Starting with the first row and ending after the row that contains "subplot-7: Node 371", rewrite these rows so that "Op.A" becomes "Operation A" and nothing else changes.

* start *

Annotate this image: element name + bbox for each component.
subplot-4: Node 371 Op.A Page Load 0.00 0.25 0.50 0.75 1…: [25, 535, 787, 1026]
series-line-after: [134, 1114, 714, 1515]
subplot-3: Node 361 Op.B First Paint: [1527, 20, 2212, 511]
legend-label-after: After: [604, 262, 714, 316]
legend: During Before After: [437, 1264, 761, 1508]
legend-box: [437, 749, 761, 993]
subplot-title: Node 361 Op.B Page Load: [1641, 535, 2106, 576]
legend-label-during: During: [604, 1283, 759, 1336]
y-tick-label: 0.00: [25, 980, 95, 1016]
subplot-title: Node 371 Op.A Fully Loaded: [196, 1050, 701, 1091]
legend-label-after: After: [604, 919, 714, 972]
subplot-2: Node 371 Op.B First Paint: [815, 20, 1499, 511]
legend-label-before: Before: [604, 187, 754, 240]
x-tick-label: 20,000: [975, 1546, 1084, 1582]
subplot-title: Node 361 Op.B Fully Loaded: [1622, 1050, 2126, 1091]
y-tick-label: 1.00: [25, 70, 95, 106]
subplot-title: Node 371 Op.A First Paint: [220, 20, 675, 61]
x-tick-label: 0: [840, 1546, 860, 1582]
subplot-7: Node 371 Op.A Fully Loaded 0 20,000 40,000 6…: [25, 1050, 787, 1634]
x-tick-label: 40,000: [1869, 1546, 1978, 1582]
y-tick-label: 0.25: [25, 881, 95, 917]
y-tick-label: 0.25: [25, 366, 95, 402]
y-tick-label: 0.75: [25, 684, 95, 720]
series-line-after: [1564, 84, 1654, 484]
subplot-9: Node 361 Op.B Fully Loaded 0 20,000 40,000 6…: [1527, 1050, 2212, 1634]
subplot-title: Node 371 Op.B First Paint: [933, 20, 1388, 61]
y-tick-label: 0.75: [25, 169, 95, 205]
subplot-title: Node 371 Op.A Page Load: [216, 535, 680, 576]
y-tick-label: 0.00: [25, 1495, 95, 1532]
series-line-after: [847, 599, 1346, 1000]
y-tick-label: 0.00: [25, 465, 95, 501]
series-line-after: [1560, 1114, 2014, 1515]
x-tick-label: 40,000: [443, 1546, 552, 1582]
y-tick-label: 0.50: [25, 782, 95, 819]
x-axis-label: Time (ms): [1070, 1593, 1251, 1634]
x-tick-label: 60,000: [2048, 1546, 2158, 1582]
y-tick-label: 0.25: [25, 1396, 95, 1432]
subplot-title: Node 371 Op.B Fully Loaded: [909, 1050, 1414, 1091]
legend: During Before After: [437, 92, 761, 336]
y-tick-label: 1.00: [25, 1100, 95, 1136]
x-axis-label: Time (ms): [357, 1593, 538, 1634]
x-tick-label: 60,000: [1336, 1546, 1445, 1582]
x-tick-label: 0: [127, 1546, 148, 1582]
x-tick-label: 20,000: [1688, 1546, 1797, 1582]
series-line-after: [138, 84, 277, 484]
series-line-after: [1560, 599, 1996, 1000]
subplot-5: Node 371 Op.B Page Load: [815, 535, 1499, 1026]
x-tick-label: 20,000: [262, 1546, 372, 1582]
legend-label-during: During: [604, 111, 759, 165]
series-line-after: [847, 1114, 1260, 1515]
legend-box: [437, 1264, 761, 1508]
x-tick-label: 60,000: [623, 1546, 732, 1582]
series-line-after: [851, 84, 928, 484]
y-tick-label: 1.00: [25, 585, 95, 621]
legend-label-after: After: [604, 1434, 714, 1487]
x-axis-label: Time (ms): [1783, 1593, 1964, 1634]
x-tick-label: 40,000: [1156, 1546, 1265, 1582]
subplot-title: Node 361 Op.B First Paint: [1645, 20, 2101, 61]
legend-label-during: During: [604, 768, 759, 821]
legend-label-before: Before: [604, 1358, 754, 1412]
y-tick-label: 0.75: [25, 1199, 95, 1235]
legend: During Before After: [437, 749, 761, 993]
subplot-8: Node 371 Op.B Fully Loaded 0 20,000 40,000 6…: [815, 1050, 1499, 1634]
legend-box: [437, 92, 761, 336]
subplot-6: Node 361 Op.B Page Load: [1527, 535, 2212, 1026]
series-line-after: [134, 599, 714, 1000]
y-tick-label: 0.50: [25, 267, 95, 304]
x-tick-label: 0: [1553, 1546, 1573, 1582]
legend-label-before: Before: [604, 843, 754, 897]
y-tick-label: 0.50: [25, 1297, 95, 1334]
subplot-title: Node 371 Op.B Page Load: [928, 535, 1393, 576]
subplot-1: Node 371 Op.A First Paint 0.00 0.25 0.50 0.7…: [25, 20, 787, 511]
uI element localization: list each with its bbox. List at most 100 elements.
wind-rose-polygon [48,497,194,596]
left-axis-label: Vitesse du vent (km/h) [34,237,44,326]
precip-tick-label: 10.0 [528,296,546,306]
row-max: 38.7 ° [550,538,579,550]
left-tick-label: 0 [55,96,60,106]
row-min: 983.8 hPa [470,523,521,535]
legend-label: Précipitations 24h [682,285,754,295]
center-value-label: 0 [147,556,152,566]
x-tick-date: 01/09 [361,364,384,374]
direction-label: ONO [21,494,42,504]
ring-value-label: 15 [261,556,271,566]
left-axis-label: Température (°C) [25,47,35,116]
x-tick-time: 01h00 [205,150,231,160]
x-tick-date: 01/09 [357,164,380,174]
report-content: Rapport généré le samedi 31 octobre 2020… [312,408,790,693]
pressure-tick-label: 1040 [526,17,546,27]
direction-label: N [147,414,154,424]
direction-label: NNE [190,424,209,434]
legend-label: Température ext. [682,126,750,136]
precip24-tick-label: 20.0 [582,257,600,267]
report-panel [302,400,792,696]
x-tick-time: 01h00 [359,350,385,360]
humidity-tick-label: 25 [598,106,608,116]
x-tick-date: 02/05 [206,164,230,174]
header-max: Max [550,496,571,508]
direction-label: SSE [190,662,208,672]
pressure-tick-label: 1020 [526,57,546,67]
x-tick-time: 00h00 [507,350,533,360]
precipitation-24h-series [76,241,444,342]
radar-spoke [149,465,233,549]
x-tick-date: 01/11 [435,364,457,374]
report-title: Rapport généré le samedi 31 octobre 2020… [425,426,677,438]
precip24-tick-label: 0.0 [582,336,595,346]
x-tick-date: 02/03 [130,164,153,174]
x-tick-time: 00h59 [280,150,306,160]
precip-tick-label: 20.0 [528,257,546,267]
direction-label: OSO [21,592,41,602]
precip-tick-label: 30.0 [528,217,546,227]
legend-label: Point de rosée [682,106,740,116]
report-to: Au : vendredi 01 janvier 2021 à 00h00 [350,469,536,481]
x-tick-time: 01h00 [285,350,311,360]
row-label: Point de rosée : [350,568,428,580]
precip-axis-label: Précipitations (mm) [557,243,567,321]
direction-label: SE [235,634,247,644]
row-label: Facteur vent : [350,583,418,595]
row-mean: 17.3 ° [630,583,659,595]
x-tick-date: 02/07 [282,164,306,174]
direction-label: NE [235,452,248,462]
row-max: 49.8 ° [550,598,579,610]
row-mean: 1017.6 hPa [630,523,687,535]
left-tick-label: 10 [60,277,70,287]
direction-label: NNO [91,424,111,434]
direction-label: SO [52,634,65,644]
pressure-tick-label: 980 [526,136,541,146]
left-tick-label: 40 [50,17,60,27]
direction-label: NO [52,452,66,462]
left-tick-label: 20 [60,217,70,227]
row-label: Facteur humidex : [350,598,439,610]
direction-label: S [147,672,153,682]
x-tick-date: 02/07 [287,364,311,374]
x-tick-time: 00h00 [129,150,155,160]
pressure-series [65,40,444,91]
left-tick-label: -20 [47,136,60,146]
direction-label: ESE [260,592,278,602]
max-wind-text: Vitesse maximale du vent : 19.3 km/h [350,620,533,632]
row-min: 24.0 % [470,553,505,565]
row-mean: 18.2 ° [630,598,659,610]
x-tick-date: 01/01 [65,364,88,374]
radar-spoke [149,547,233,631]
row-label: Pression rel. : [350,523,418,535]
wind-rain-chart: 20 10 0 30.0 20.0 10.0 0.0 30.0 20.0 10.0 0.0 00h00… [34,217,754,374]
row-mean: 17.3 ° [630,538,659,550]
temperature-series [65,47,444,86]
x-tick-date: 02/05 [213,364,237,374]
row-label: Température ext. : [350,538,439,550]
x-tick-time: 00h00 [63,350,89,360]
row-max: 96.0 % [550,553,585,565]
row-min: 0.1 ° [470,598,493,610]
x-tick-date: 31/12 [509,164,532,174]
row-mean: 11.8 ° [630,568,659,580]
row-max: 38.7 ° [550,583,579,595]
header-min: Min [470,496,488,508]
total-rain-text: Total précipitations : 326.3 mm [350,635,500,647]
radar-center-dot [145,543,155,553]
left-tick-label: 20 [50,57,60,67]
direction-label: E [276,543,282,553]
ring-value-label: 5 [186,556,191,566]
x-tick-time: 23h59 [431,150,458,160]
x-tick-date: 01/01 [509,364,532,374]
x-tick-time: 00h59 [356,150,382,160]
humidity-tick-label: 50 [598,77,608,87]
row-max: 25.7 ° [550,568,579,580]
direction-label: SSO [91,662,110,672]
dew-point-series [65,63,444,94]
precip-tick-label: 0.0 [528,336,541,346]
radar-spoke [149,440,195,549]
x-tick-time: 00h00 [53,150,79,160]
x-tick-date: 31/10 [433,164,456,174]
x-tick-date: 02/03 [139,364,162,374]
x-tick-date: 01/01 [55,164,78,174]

* end *

WRITTEN REPLY:
Annotate this image: element name + bbox for each component.
subplot-4: Node 371 Operation A Page Load 0.00 0.25 0.50 0.75 1…: [25, 535, 787, 1026]
series-line-after: [134, 1114, 714, 1515]
subplot-3: Node 361 Op.B First Paint: [1527, 20, 2212, 511]
legend-label-after: After: [604, 262, 714, 316]
legend: During Before After: [437, 1264, 761, 1508]
legend-box: [437, 749, 761, 993]
subplot-title: Node 361 Op.B Page Load: [1641, 535, 2106, 576]
legend-label-during: During: [604, 1283, 759, 1336]
y-tick-label: 0.00: [25, 980, 95, 1016]
subplot-title: Node 371 Operation A Fully Loaded: [196, 1050, 701, 1091]
legend-label-after: After: [604, 919, 714, 972]
subplot-2: Node 371 Op.B First Paint: [815, 20, 1499, 511]
legend-label-before: Before: [604, 187, 754, 240]
x-tick-label: 20,000: [975, 1546, 1084, 1582]
subplot-title: Node 361 Op.B Fully Loaded: [1622, 1050, 2126, 1091]
y-tick-label: 1.00: [25, 70, 95, 106]
subplot-title: Node 371 Operation A First Paint: [220, 20, 675, 61]
x-tick-label: 0: [840, 1546, 860, 1582]
subplot-7: Node 371 Operation A Fully Loaded 0 20,000 40,000 6…: [25, 1050, 787, 1634]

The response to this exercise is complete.